# 課題:
- A) 多重債務問題の推移に関する文章から、「司法書士:神奈川県大和・海老」から「大きな社会問題となりました。」までの部分を、両端を含めて一字一句違えずに引用しなさい。
- B) 多重債務問題の推移に関する文章によると、過酷な取り立ての取り締まりが強化されたのはなぜか。一〜三文で説明しなさい。
- C) 多重債務問題の推移に関する文章を、最後の文の後から書き進めなさい。

# 出典抜粋:
★ ★ ★ ★ ★

司法書士:神奈川県大和・海老名・座間・綾瀬市で、相続、遺言、債務整理、不動産名義変更、会社設立などのご相談。

多重債務問題推移

ホーム>債務整理の解説>多重債務問題推移

多重債務問題の推移

平成12年以前(過払い請求前夜)

 平成12年以前、私はまだ債務整理の仕事をしておらず、幾つかの事実と、人から聞いたことを元に話しをします。
 平成12年以前は、返済が滞ると、その取り立ては過酷であり、自宅や会社へ直接取り立てにいくのは普通であり、場合によっては、子供の学校まで借金取りが表れたということを聞きます。
 平成11年には、日栄という会社が、取り立てに際して、「金がないなら、内蔵を売れ!」として脅迫まがいの取り立てをし、これがニュースになって流れて大きな社会問題となりました。
 これをきっかけにして、過酷な取り立ての取り締まりが強化され、以降は以前ほど過酷な取り立てはされなくなったようです。
 なお、平成11年に改正され、12年から施行された貸金業規制法では、それまで40.004%であった上限金利が、29.2%になりました。

平成14年(司法書士簡裁代理権)

 平成14年には、司法書士に簡裁代理権が付与され、多重債務問題(当時はクレサラ問題といっていた)に本格的に取り組むようになりました。
 このころから、多重債務問題が最悪の状態になっていきます。多重債務に状態にあり、潜在的破産者が200万人いるといわれ、実際に破産する人が年間20万人を超えるようになります。バブルがはじけた平成初期には、年間破産者が年間1万人を超えたといってニュースになったそうですが、桁違いに増えてしまいました。

★ ★ ★ ★ ★

# 提供資料:
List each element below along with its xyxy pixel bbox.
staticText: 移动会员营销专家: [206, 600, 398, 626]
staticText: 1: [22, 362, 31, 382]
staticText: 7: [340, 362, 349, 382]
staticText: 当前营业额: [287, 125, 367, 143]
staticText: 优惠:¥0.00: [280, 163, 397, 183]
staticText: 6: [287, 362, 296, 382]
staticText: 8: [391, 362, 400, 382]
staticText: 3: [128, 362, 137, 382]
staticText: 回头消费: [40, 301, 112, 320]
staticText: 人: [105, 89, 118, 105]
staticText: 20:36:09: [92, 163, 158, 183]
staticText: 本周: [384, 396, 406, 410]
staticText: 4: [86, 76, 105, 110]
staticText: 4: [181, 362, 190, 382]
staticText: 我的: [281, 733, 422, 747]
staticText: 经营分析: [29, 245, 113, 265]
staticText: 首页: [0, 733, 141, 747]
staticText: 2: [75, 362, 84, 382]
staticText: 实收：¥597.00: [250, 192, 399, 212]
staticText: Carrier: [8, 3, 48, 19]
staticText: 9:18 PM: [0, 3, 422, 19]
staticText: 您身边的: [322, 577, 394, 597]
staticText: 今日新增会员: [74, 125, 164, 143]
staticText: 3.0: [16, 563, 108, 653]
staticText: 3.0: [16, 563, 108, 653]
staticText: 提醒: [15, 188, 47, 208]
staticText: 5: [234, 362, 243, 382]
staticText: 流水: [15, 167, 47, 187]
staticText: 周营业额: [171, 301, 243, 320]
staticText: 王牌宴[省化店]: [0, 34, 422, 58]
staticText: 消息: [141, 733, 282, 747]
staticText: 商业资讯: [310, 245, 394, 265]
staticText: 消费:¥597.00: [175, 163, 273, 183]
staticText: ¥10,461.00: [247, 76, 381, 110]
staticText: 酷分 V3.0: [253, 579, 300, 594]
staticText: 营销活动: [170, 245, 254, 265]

★ ★ ★ ★ ★

# 課題の解答:
- A)
司法書士:神奈川県大和・海老名・座間・綾瀬市で、相続、遺言、債務整理、不動産名義変更、会社設立などのご相談。

多重債務問題推移

ホーム>債務整理の解説>多重債務問題推移

多重債務問題の推移

平成12年以前(過払い請求前夜)

 平成12年以前、私はまだ債務整理の仕事をしておらず、幾つかの事実と、人から聞いたことを元に話しをします。
 平成12年以前は、返済が滞ると、その取り立ては過酷であり、自宅や会社へ直接取り立てにいくのは普通であり、場合によっては、子供の学校まで借金取りが表れたということを聞きます。
 平成11年には、日栄という会社が、取り立てに際して、「金がないなら、内蔵を売れ!」として脅迫まがいの取り立てをし、これがニュースになって流れて大きな社会問題となりました。

- B) 平成11年に日栄という会社が脅迫まがいの取り立てを行い、それがニュースで流れて大きな社会問題となったためである。この出来事をきっかけに、取り締まりが強化された。

- C)
 これに対して、消費者金融大手は、過去最高益を更新していき、日本の企業の利益ランキングで全国のベスト100に消費者金融大手が軒並み名を連ね、社長は長者番付に名前が載るという状況でした。
 街では、駅前でざっと見渡すと、消費者金融の看板ばかりが目立ち、軽く10以上を数えられ、サラ金ビルといわれる1階から5階まで全部サラ金が入居しているビルなどもありました。
 このころは、テレビコマーシャルも活発に行なわれ、ゴールデンタイムにも消費者金融のCMが頻繁に放映されました。アイフルがチワワを使ってCMを行い、好感度CMのNo1になったのもこのころです。サラ金からお金を借りて犬を買うなんて、とんでもない話なのですが。
 このようにして、消費者金融は過剰な融資をしてボロ儲けをし、方や債務者は生活が破綻していくという非常にアンバランスな状況となっていました。

平成15年(破産申立件数過去最高)

 この年、破産申立て件数が過去最高の25万件となり、以降は徐々に減少していきます。
 徐々に減少していった要因はいろいろあるかと思われますが、実感は伴わなかったものの、このころから景気が数字的には長期にわたり回復していったこととともに、過払い金は当然返金してもらえるものとなっていき、これにより破産をせずにすむようになっていったのも大きな要因かと思われます。
 しかしながら、まだしばらくは、多重債務により生活が破綻する人が後を絶ちませんでした。

平成18年(重要な過払い関連判決)

 この年が、多重債務問題の大きな転機になりました。
 まず、前年12月には、過払い請求の障害になっていた、取引履歴の開示問題について、最高裁判所は、貸金業者が保有している取引の履歴は、債務者から請求があった場合は全て開示しなければならない、開示がされない場合には、損害賠償の請求ができる、という判決をしました。これにより、過払いの計算が簡単にでき、過払いの請求が格段にやりやすくなりました。
 この年の1月には、有名な、18%以上の利息を受領することは完全に無効であるという内容の判決が最高裁判所でなされました。これにより、それまでの過払い返還訴訟では、敗訴となる可能性もありましたが、この判決により、18%以上の利息は100%認められないということになり、計算上過払いとなれば、その全額を返金してもらえるのが当然ということになりました。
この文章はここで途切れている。